══ Provided material

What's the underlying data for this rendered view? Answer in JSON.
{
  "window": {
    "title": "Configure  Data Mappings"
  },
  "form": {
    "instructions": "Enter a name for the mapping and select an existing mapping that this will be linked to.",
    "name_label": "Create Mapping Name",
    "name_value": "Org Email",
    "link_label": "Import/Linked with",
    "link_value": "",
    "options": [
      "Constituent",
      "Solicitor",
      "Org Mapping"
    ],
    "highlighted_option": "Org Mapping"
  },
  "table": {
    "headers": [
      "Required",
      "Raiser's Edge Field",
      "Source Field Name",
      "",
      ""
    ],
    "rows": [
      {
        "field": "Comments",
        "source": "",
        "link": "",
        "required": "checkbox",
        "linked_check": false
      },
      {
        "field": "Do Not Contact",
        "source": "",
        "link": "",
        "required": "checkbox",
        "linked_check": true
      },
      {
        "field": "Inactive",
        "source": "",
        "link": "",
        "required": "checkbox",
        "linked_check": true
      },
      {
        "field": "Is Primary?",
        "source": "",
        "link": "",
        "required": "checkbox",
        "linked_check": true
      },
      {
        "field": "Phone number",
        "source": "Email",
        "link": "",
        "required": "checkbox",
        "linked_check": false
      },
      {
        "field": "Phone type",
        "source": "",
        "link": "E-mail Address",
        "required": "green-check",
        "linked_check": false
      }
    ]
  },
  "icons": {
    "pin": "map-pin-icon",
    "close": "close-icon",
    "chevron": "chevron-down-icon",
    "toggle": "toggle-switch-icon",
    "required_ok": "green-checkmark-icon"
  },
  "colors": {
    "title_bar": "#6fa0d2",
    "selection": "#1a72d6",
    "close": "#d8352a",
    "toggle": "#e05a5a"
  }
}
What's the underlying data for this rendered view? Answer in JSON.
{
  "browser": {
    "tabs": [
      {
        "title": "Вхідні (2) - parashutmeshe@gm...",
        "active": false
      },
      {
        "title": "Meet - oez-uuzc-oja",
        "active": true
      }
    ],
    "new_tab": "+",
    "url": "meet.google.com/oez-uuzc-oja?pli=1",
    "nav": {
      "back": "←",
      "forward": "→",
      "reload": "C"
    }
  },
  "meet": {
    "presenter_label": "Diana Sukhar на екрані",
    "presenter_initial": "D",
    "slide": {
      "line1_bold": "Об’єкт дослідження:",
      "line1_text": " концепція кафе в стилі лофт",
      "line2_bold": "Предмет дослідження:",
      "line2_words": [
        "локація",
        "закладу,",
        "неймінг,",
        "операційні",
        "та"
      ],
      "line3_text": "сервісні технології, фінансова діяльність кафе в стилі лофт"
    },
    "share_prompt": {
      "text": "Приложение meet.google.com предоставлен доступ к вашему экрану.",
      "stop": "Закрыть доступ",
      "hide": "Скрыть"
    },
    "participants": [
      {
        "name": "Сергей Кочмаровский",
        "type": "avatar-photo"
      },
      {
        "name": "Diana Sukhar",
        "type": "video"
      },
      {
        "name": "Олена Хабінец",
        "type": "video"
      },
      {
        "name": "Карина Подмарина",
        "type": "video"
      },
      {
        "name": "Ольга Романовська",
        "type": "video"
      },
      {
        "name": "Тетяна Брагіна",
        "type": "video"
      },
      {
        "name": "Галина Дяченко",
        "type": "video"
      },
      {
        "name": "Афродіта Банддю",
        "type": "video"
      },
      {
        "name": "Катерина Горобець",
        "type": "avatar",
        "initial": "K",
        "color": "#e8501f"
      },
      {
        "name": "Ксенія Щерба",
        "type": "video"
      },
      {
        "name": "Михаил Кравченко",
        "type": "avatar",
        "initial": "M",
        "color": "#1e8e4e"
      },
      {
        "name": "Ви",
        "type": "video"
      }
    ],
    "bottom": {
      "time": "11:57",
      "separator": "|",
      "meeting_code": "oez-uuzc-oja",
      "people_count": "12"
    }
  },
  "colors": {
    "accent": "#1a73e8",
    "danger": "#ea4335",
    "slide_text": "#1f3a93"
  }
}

════

Problem description: Give the entries again in full, exactly as they are written.

Exercise output:
What's the underlying data for this rendered view? Answer in JSON.
{
  "window": {
    "title": "Configure  Data Mappings"
  },
  "form": {
    "instructions": "Enter a name for the mapping and select an existing mapping that this will be linked to.",
    "name_label": "Create Mapping Name",
    "name_value": "Org Email",
    "link_label": "Import/Linked with",
    "link_value": "",
    "options": [
      "Constituent",
      "Solicitor",
      "Org Mapping"
    ],
    "highlighted_option": "Org Mapping"
  },
  "table": {
    "headers": [
      "Required",
      "Raiser's Edge Field",
      "Source Field Name",
      "",
      ""
    ],
    "rows": [
      {
        "field": "Comments",
        "source": "",
        "link": "",
        "required": "checkbox",
        "linked_check": false
      },
      {
        "field": "Do Not Contact",
        "source": "",
        "link": "",
        "required": "checkbox",
        "linked_check": true
      },
      {
        "field": "Inactive",
        "source": "",
        "link": "",
        "required": "checkbox",
        "linked_check": true
      },
      {
        "field": "Is Primary?",
        "source": "",
        "link": "",
        "required": "checkbox",
        "linked_check": true
      },
      {
        "field": "Phone number",
        "source": "Email",
        "link": "",
        "required": "checkbox",
        "linked_check": false
      },
      {
        "field": "Phone type",
        "source": "",
        "link": "E-mail Address",
        "required": "green-check",
        "linked_check": false
      }
    ]
  },
  "icons": {
    "pin": "map-pin-icon",
    "close": "close-icon",
    "chevron": "chevron-down-icon",
    "toggle": "toggle-switch-icon",
    "required_ok": "green-checkmark-icon"
  },
  "colors": {
    "title_bar": "#6fa0d2",
    "selection": "#1a72d6",
    "close": "#d8352a",
    "toggle": "#e05a5a"
  }
}
What's the underlying data for this rendered view? Answer in JSON.
{
  "browser": {
    "tabs": [
      {
        "title": "Вхідні (2) - parashutmeshe@gm...",
        "active": false
      },
      {
        "title": "Meet - oez-uuzc-oja",
        "active": true
      }
    ],
    "new_tab": "+",
    "url": "meet.google.com/oez-uuzc-oja?pli=1",
    "nav": {
      "back": "←",
      "forward": "→",
      "reload": "C"
    }
  },
  "meet": {
    "presenter_label": "Diana Sukhar на екрані",
    "presenter_initial": "D",
    "slide": {
      "line1_bold": "Об’єкт дослідження:",
      "line1_text": " концепція кафе в стилі лофт",
      "line2_bold": "Предмет дослідження:",
      "line2_words": [
        "локація",
        "закладу,",
        "неймінг,",
        "операційні",
        "та"
      ],
      "line3_text": "сервісні технології, фінансова діяльність кафе в стилі лофт"
    },
    "share_prompt": {
      "text": "Приложение meet.google.com предоставлен доступ к вашему экрану.",
      "stop": "Закрыть доступ",
      "hide": "Скрыть"
    },
    "participants": [
      {
        "name": "Сергей Кочмаровский",
        "type": "avatar-photo"
      },
      {
        "name": "Diana Sukhar",
        "type": "video"
      },
      {
        "name": "Олена Хабінец",
        "type": "video"
      },
      {
        "name": "Карина Подмарина",
        "type": "video"
      },
      {
        "name": "Ольга Романовська",
        "type": "video"
      },
      {
        "name": "Тетяна Брагіна",
        "type": "video"
      },
      {
        "name": "Галина Дяченко",
        "type": "video"
      },
      {
        "name": "Афродіта Банддю",
        "type": "video"
      },
      {
        "name": "Катерина Горобець",
        "type": "avatar",
        "initial": "K",
        "color": "#e8501f"
      },
      {
        "name": "Ксенія Щерба",
        "type": "video"
      },
      {
        "name": "Михаил Кравченко",
        "type": "avatar",
        "initial": "M",
        "color": "#1e8e4e"
      },
      {
        "name": "Ви",
        "type": "video"
      }
    ],
    "bottom": {
      "time": "11:57",
      "separator": "|",
      "meeting_code": "oez-uuzc-oja",
      "people_count": "12"
    }
  },
  "colors": {
    "accent": "#1a73e8",
    "danger": "#ea4335",
    "slide_text": "#1f3a93"
  }
}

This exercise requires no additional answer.